* **Exercise goal**
Pull each line containing "nсигналы" out of the data and copy it.

-- Start --

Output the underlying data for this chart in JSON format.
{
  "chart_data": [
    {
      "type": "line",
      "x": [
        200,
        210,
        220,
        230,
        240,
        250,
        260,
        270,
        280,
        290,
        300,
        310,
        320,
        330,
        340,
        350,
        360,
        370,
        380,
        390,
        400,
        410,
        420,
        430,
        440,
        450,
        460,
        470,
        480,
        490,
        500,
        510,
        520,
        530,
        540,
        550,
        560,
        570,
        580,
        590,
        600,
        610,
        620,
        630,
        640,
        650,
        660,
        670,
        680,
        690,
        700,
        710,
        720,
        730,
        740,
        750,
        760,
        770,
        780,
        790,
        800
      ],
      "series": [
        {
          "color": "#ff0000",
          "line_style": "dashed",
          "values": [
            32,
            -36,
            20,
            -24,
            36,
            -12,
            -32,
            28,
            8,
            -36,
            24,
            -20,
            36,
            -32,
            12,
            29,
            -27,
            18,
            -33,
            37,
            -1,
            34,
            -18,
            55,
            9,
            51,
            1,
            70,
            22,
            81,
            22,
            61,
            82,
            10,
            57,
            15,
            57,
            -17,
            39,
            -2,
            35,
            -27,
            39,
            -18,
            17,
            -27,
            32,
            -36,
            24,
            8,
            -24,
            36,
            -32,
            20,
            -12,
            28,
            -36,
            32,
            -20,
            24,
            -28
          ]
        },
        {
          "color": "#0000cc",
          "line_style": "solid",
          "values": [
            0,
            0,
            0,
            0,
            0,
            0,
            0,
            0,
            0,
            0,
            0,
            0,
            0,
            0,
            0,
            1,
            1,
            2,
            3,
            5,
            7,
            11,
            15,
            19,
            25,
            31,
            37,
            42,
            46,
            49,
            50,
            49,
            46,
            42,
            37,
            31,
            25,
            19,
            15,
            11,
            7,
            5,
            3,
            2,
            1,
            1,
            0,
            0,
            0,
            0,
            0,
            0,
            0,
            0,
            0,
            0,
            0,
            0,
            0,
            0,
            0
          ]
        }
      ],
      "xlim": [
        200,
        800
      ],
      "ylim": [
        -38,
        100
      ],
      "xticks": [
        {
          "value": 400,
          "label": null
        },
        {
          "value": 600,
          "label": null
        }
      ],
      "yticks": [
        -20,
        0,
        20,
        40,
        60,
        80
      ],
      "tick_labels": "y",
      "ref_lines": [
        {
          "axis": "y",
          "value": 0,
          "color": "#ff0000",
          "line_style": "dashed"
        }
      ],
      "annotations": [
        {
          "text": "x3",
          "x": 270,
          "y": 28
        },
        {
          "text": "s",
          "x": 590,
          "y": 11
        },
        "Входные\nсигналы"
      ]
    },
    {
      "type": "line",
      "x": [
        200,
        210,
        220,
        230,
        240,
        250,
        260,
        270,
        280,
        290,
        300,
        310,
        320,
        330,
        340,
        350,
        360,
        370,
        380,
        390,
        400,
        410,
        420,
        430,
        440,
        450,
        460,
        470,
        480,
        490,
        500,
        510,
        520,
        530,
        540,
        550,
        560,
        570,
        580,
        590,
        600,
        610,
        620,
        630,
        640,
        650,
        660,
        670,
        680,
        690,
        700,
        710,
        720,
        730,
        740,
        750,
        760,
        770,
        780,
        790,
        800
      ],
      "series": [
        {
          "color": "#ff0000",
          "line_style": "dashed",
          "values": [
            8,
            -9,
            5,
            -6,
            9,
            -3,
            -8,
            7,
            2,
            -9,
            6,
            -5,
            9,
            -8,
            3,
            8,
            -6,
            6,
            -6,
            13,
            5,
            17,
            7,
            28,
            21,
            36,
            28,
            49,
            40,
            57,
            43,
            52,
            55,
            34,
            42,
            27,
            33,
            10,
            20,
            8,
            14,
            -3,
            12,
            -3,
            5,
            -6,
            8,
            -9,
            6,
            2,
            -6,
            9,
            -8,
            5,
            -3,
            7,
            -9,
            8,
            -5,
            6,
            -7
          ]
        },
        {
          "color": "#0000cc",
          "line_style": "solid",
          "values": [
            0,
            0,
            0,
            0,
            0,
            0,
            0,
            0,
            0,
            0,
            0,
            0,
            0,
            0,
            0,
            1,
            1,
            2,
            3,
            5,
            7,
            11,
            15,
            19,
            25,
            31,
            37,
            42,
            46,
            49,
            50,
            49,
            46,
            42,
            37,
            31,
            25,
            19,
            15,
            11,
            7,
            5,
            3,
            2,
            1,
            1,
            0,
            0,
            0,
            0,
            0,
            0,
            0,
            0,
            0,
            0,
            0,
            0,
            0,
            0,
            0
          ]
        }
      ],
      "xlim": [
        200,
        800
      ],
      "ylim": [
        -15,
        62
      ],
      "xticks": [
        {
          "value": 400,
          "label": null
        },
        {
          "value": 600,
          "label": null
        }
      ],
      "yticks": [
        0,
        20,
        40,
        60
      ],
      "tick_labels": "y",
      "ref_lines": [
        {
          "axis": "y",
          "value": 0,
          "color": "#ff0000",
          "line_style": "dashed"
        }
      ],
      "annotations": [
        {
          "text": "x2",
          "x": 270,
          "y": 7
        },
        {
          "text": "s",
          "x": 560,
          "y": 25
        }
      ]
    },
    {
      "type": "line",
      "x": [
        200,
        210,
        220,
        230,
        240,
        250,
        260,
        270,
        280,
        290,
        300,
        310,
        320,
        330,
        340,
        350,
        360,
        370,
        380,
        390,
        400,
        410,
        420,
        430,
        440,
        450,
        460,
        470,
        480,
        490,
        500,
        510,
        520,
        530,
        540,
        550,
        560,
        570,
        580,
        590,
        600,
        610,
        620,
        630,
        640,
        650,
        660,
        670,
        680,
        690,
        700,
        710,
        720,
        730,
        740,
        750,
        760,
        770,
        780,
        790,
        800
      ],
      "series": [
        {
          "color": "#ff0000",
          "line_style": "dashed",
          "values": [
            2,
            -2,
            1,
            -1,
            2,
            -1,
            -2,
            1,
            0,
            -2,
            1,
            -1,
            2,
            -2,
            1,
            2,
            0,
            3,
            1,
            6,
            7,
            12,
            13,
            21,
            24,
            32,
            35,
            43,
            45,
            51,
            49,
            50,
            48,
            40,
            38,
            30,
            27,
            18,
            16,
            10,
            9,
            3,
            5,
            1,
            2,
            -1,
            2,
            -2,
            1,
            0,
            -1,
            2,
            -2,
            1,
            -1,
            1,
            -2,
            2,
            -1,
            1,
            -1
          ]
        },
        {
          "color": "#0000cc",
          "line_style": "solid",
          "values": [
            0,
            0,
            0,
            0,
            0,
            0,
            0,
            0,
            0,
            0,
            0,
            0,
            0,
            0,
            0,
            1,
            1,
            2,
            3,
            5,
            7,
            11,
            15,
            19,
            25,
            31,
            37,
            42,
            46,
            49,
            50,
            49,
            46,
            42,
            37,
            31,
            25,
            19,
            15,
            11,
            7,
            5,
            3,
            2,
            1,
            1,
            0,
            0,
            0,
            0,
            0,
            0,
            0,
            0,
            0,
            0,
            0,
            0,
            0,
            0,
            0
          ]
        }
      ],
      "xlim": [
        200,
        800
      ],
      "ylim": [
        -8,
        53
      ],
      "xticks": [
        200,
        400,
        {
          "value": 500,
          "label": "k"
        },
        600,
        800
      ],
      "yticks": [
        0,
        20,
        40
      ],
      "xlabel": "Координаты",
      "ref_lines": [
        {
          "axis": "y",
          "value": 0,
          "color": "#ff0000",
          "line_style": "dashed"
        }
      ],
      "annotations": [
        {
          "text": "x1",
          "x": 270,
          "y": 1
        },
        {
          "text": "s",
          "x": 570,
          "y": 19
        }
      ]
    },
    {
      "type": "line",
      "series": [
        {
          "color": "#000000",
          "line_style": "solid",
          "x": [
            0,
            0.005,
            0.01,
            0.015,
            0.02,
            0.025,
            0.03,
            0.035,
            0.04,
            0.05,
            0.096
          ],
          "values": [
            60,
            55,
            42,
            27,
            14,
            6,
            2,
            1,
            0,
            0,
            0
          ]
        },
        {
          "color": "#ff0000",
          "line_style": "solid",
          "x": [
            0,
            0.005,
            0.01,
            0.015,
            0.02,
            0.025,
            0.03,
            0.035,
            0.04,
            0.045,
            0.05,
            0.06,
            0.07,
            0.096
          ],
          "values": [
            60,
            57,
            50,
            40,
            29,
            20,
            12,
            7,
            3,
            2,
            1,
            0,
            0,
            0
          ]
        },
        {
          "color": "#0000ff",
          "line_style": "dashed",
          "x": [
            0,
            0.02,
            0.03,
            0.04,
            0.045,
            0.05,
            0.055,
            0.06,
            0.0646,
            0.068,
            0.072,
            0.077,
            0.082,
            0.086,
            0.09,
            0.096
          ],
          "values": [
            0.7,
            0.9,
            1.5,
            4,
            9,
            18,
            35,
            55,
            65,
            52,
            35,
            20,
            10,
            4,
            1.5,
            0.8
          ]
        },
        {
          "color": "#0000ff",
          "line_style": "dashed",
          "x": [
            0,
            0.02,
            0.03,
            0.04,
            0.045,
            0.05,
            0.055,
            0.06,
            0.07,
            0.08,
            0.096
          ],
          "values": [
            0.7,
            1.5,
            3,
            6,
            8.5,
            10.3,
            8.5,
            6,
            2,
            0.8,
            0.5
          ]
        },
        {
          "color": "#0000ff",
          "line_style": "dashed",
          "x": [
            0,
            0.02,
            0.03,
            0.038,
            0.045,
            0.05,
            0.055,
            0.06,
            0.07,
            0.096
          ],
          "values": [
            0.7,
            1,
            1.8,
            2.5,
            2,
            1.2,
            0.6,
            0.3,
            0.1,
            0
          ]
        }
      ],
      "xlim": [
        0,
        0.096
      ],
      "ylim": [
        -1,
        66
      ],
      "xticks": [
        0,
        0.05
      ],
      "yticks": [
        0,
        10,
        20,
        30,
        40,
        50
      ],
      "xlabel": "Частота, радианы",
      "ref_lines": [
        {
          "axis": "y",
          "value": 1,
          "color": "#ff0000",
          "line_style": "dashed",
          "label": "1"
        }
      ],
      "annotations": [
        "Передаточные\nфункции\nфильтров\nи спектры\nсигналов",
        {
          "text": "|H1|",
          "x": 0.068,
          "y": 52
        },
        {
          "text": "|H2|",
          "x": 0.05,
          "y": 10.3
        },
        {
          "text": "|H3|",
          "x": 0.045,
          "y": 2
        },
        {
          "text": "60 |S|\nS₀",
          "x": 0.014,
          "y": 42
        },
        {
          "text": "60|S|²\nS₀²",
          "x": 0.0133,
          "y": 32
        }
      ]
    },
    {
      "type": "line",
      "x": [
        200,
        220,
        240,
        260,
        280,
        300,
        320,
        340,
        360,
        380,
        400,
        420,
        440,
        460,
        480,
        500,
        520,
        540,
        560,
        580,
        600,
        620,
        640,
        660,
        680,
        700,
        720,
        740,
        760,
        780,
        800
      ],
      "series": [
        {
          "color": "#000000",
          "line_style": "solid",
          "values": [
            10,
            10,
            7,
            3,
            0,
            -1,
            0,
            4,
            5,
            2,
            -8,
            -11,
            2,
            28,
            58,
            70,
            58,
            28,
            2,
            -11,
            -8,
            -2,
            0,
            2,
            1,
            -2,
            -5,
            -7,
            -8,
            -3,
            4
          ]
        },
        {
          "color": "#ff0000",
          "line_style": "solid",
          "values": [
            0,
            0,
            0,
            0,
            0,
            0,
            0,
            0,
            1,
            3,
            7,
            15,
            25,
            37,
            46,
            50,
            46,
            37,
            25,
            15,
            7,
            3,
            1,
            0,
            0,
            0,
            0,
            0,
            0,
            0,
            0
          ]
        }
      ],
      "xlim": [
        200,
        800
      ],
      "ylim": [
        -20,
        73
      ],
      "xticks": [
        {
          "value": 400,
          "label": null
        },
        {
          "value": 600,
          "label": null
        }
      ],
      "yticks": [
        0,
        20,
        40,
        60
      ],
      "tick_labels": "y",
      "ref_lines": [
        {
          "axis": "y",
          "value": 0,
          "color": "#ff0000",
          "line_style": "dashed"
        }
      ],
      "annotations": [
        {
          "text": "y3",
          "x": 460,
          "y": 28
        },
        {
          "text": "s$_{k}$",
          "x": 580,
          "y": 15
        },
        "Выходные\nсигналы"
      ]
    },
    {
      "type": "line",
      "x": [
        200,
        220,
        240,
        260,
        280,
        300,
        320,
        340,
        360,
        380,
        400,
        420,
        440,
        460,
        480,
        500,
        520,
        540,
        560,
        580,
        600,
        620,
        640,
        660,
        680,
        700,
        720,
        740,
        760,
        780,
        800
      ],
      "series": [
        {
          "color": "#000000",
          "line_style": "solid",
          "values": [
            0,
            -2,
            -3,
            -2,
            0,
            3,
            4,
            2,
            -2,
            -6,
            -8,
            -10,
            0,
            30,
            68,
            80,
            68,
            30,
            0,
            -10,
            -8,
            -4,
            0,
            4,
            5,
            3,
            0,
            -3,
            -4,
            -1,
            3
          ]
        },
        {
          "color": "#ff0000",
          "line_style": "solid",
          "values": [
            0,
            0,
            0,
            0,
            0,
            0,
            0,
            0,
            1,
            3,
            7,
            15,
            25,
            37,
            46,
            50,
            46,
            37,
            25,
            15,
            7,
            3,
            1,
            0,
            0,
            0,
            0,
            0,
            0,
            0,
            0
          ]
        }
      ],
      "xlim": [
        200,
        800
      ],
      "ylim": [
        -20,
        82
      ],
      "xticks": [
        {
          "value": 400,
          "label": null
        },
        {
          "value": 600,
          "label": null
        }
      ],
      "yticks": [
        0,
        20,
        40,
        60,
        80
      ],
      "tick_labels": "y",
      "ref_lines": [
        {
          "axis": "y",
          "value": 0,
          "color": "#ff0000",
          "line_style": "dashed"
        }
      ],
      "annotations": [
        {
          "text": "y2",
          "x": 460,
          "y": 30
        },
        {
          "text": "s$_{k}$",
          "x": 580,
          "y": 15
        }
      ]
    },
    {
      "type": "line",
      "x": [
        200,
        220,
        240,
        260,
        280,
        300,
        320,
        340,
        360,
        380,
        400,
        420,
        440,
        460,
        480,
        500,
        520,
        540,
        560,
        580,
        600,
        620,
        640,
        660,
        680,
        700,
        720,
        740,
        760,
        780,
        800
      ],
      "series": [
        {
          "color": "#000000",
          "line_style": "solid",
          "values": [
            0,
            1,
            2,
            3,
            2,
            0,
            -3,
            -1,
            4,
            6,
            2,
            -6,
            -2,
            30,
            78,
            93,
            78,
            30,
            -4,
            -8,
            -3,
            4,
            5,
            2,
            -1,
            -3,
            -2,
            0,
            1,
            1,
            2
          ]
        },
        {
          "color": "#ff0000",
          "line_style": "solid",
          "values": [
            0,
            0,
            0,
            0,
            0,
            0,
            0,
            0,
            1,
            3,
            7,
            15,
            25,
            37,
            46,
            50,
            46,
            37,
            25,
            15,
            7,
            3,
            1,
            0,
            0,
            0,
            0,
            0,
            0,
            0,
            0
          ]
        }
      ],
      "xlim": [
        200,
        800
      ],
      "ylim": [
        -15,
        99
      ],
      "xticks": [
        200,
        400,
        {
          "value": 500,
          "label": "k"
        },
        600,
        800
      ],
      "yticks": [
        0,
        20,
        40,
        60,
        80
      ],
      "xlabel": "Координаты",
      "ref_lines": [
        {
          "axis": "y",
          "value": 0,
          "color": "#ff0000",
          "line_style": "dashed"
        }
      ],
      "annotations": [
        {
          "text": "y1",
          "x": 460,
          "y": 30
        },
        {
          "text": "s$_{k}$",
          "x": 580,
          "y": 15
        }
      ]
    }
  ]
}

-- End --

* **The answer**
        "Входные\nсигналы"
        "Выходные\nсигналы"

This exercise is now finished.